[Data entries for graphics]
==================================================
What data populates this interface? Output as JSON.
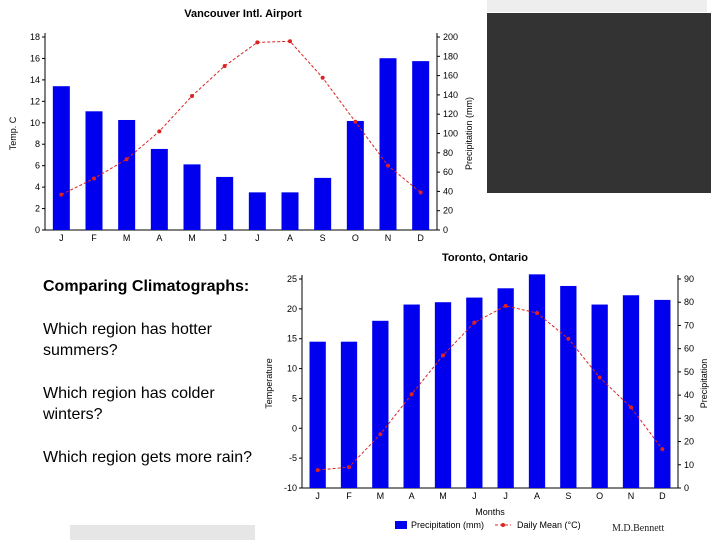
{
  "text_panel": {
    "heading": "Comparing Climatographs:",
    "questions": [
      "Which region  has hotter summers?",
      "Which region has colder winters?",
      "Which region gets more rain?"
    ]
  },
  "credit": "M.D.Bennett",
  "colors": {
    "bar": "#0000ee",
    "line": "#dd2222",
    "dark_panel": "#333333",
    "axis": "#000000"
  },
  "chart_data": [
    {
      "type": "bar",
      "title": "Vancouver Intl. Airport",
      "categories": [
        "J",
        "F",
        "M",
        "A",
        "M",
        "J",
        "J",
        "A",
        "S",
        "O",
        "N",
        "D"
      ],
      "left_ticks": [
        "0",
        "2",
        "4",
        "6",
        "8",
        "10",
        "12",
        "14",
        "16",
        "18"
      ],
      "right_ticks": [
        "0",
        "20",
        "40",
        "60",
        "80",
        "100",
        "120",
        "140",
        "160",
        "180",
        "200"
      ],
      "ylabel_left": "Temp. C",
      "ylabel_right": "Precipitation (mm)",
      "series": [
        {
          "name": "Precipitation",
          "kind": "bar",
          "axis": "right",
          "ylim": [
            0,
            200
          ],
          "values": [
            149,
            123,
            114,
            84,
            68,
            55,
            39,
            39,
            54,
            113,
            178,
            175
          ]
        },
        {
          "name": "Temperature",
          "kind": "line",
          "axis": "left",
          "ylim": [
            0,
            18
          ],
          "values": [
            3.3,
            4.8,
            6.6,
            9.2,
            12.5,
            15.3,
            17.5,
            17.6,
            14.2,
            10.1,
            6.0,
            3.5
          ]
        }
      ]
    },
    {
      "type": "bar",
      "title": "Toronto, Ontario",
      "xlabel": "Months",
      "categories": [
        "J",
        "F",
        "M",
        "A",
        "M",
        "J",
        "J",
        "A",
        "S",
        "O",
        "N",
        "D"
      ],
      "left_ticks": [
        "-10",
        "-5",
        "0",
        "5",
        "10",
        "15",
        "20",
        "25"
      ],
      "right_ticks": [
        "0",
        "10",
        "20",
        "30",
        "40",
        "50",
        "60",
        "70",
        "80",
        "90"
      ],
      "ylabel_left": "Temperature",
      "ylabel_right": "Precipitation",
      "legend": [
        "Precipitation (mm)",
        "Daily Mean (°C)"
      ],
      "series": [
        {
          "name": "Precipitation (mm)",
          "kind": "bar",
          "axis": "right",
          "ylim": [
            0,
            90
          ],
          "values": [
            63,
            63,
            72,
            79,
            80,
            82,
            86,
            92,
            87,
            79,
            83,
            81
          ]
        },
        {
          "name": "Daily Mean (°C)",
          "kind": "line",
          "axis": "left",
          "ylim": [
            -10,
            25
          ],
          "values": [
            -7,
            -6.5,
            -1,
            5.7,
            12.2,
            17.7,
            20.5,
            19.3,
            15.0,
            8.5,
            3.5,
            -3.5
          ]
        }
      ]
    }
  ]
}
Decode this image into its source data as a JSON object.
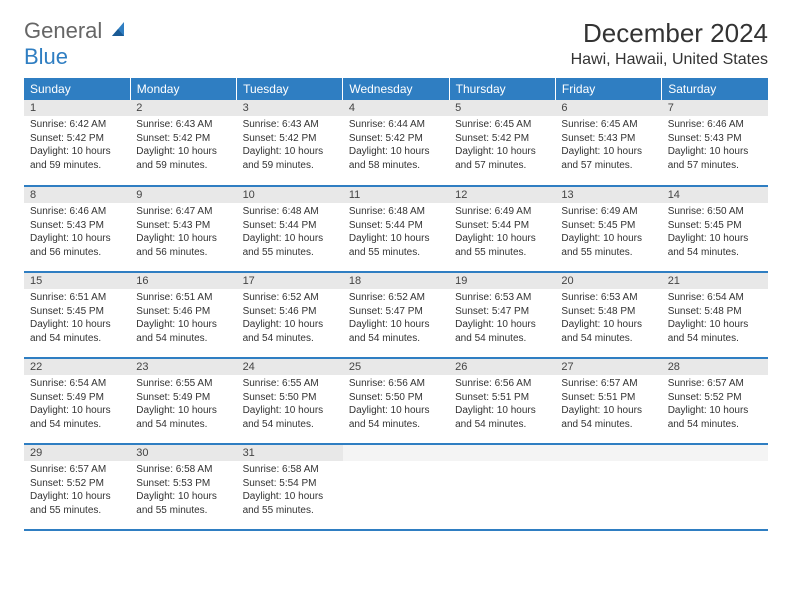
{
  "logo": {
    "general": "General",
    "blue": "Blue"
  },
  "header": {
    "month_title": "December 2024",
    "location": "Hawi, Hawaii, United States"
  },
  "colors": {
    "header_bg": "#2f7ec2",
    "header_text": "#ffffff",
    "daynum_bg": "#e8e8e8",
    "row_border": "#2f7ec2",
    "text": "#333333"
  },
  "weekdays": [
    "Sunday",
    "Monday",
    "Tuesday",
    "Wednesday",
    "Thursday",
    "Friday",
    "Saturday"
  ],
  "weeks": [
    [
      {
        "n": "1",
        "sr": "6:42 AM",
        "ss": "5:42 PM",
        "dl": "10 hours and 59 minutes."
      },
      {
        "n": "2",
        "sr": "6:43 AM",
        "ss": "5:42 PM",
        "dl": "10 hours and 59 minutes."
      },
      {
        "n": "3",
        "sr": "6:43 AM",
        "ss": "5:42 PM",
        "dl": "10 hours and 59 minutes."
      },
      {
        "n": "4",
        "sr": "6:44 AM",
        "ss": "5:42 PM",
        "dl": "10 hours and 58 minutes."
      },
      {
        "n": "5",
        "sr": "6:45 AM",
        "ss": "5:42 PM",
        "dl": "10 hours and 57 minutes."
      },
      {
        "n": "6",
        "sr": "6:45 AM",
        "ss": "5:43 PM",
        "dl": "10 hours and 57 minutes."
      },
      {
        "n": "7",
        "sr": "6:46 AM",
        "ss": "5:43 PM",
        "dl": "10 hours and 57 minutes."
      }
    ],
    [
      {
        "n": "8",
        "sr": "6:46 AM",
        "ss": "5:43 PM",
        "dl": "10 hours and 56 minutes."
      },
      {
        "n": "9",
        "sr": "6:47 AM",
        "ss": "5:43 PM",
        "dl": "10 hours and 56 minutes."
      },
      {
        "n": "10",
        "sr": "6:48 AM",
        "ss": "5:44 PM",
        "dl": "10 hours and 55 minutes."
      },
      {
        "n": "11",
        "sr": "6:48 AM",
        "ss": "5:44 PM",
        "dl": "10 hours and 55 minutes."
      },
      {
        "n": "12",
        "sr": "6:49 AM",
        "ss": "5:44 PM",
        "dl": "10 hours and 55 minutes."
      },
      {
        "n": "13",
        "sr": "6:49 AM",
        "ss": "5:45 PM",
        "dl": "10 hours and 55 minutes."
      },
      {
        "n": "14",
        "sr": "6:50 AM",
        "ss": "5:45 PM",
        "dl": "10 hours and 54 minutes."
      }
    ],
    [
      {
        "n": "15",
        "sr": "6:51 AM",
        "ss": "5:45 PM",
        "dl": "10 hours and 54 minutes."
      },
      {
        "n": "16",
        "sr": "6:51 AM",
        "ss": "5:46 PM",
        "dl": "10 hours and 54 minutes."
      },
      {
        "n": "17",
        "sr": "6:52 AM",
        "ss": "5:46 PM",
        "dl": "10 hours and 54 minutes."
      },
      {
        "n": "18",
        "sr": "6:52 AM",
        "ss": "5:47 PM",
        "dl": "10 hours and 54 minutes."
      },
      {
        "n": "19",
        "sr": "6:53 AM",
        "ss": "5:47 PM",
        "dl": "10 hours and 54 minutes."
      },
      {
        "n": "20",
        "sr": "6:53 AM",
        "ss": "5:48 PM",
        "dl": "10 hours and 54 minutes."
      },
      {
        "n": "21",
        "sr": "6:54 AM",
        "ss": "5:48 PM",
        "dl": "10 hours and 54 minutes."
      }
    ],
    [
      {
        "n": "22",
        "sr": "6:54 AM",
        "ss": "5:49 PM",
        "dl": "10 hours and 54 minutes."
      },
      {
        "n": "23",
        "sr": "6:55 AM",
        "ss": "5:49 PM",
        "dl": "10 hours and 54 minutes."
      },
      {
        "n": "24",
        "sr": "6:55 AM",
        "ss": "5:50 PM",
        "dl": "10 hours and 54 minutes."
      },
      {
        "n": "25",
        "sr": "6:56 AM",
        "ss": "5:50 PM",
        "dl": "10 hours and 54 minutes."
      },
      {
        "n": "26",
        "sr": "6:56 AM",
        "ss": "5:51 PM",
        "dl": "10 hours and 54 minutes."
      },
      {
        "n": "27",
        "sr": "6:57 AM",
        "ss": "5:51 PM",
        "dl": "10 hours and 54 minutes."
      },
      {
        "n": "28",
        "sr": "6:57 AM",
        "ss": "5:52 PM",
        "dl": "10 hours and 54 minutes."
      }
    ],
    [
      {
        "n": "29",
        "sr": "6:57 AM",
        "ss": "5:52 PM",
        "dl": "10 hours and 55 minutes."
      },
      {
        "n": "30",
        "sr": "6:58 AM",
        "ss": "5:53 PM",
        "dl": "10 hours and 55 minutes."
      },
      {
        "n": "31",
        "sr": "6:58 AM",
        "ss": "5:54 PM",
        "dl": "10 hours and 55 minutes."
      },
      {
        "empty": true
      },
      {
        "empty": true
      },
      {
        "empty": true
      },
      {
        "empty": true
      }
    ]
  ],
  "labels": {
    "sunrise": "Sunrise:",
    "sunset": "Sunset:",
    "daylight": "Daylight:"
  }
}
==================================================
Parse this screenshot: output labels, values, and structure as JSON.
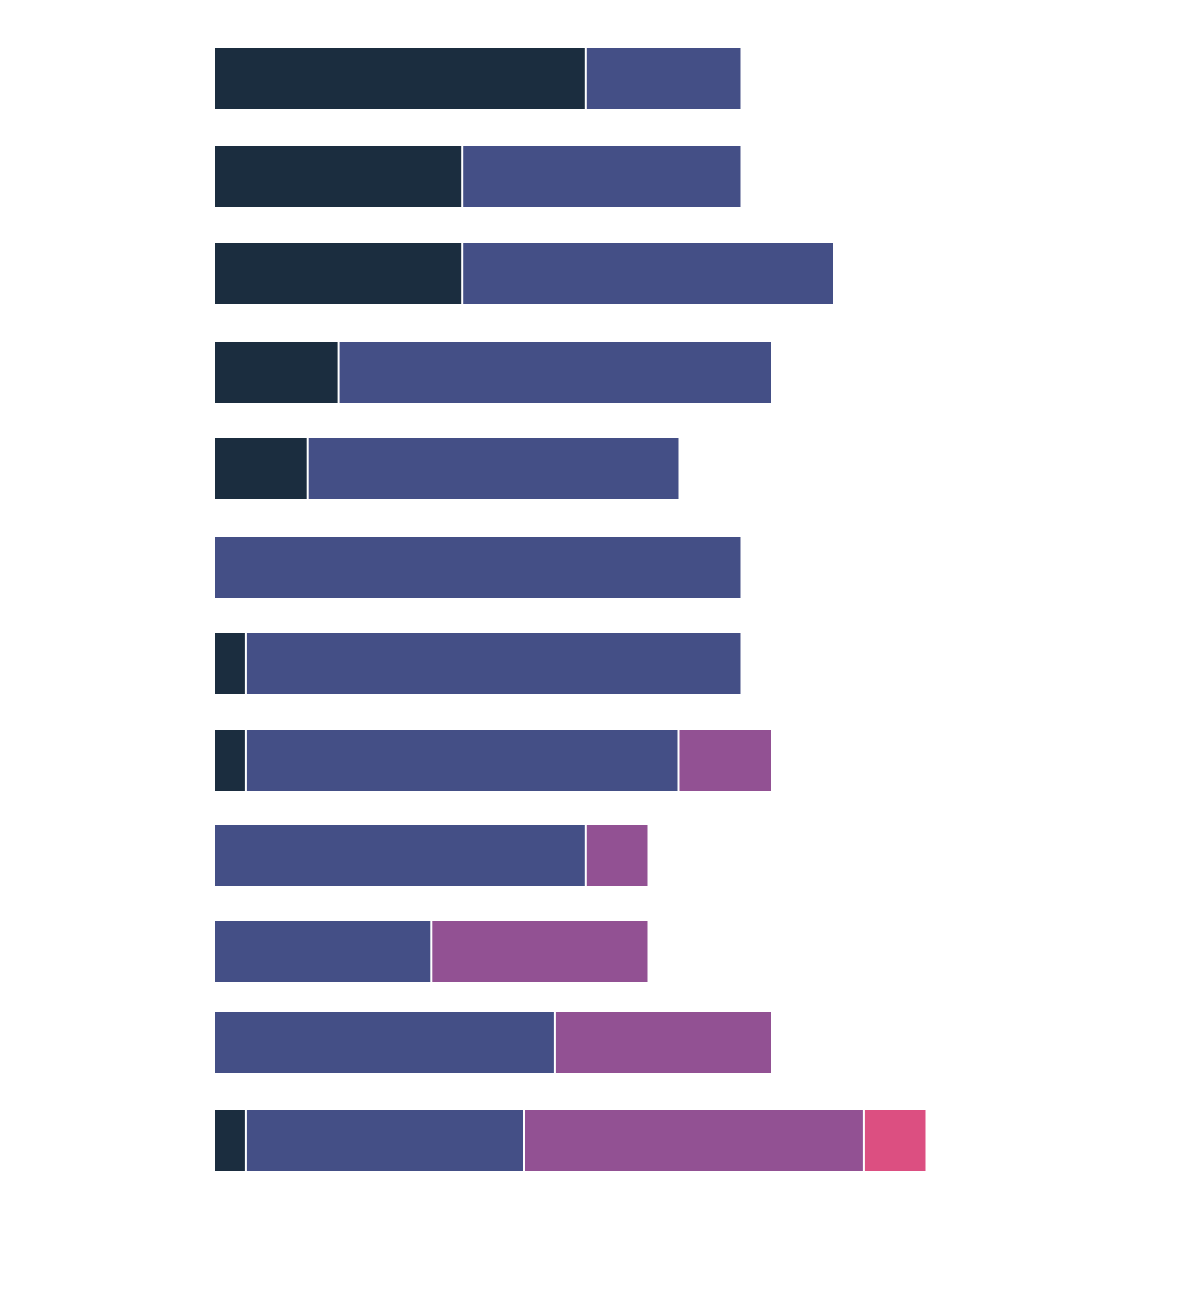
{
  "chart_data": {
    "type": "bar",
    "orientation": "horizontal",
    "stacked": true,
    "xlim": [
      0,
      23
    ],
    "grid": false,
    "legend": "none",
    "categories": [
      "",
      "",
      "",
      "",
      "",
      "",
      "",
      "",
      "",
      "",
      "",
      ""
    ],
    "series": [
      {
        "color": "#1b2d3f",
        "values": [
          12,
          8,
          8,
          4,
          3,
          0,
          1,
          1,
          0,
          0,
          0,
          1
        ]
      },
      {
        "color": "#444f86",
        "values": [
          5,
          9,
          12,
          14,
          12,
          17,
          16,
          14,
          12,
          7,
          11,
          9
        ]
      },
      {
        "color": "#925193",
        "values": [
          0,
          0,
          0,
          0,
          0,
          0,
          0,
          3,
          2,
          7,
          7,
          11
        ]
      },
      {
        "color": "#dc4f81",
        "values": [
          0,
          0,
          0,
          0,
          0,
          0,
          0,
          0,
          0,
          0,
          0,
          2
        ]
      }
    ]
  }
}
==================================================
Given exercise
Find every line above that contains the word "Temperature", and return each one.

Answer to the problem
          "name": "Temperature",
      "ylabel_left": "Temperature",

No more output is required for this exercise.